#### STATED GOAL
Copy out every line containing the word "false".

#### GIVEN INFORMATION
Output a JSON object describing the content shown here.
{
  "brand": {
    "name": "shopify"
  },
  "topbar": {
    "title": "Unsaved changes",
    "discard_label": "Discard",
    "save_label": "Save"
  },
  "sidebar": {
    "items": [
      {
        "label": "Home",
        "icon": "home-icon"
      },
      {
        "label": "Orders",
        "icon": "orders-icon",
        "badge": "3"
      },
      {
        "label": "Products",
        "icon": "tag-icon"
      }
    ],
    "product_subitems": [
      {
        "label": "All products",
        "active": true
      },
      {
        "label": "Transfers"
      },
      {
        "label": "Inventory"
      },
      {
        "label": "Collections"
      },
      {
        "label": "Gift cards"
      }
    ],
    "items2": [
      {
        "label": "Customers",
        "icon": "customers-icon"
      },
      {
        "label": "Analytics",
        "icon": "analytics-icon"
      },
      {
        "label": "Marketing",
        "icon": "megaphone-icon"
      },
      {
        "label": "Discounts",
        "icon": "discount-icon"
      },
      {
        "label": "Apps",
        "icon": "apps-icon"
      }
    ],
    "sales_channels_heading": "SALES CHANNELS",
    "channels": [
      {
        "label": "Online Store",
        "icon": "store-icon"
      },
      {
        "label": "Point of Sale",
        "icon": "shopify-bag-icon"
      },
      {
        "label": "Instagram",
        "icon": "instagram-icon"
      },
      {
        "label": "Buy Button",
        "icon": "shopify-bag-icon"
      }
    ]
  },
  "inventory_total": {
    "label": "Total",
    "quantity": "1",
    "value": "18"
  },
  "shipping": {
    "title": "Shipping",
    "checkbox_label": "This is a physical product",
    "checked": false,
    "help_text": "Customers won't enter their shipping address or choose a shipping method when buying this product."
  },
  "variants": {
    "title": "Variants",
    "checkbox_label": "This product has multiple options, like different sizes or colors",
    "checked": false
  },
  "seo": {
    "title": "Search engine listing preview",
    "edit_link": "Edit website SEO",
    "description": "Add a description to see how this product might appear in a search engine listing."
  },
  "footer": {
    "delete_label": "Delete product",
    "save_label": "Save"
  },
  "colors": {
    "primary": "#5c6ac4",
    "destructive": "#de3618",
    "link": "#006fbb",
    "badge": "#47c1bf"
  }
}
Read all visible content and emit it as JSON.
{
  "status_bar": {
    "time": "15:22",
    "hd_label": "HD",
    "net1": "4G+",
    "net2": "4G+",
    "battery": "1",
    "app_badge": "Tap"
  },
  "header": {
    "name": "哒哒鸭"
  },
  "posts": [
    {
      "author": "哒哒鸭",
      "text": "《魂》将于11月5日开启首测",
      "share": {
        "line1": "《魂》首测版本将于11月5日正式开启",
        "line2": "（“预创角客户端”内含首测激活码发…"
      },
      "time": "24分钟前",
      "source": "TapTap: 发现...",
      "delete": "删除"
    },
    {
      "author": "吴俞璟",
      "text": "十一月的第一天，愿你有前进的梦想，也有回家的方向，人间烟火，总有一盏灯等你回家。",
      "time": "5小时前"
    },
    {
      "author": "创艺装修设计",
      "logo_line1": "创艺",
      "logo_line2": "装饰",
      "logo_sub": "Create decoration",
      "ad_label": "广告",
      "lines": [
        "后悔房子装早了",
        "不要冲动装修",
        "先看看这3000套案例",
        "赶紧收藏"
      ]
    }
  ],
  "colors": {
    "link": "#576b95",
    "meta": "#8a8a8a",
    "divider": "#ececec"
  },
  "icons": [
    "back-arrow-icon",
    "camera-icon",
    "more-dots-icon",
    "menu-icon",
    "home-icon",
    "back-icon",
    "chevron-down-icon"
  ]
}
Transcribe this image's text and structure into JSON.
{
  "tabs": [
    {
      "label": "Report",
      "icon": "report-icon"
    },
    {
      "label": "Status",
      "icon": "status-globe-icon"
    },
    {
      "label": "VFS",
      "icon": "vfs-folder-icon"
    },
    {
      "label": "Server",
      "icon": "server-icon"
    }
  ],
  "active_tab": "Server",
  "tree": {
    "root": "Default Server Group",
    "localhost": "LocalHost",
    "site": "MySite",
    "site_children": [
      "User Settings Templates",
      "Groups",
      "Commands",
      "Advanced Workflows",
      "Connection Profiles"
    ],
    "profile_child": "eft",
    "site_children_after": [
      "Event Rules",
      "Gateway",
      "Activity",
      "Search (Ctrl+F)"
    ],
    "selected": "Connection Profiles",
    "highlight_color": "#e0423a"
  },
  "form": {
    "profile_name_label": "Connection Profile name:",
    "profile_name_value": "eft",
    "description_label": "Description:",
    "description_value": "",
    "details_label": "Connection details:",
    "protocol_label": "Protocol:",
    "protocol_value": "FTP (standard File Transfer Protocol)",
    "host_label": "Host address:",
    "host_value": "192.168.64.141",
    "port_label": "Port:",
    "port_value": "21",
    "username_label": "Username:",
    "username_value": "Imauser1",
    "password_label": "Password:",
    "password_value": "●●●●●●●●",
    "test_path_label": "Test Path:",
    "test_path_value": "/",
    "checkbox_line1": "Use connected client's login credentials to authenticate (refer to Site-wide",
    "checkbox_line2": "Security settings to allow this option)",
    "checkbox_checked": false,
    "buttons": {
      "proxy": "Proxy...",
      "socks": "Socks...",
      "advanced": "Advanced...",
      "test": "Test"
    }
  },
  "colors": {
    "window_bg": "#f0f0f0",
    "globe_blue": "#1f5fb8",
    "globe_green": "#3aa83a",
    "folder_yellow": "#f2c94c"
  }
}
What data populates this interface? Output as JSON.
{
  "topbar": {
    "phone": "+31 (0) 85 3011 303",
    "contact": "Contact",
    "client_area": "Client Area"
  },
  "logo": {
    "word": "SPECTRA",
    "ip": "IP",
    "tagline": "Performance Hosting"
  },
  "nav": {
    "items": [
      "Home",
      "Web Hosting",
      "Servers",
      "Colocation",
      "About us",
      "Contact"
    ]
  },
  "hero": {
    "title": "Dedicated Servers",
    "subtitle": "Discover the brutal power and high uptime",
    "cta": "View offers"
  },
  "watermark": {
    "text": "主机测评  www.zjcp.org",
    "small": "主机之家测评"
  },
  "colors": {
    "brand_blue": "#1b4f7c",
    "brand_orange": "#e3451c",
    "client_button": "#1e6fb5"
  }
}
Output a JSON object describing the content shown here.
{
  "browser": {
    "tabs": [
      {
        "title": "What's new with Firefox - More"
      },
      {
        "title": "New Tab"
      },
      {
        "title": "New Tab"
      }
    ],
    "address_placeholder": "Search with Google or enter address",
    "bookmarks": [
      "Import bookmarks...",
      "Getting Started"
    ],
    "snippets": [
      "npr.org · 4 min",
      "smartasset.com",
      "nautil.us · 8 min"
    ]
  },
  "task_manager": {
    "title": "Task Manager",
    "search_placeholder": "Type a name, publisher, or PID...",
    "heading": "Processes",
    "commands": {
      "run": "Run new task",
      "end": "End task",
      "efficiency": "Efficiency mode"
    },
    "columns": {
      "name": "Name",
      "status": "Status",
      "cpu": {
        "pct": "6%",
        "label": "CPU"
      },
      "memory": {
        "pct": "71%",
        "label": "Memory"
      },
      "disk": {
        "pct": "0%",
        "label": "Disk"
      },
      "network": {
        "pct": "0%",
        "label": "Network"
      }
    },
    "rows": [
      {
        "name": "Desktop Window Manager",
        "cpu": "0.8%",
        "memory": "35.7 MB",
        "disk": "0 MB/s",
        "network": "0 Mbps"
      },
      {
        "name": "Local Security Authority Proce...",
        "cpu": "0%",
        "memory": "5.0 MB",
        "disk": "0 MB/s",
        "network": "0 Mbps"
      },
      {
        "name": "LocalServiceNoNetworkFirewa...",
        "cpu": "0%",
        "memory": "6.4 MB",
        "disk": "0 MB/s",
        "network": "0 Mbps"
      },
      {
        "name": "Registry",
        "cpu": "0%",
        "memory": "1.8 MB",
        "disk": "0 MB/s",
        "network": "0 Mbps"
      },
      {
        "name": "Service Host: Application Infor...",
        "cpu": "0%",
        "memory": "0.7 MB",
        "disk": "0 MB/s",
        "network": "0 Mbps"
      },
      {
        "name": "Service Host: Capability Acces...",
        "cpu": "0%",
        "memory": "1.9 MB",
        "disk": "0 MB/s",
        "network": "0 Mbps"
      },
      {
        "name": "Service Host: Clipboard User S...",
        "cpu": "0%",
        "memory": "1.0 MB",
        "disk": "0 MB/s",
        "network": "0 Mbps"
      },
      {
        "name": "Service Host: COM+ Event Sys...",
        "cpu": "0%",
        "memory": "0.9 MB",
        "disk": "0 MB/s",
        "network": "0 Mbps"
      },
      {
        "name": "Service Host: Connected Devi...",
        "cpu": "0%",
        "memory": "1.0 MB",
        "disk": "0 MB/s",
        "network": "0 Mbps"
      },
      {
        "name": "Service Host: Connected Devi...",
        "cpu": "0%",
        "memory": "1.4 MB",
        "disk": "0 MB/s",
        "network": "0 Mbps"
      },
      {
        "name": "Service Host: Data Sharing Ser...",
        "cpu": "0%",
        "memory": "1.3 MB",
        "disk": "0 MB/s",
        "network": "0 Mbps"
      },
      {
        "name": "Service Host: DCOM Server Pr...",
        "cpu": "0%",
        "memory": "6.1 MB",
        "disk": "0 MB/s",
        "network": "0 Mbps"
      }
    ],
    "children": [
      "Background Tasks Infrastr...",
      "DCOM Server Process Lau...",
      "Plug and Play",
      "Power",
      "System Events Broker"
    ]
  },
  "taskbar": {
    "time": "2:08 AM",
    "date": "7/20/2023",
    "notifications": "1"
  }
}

#### ANSWER TO THIS TASK
    "checked": false,
    "checked": false
    "checkbox_checked": false,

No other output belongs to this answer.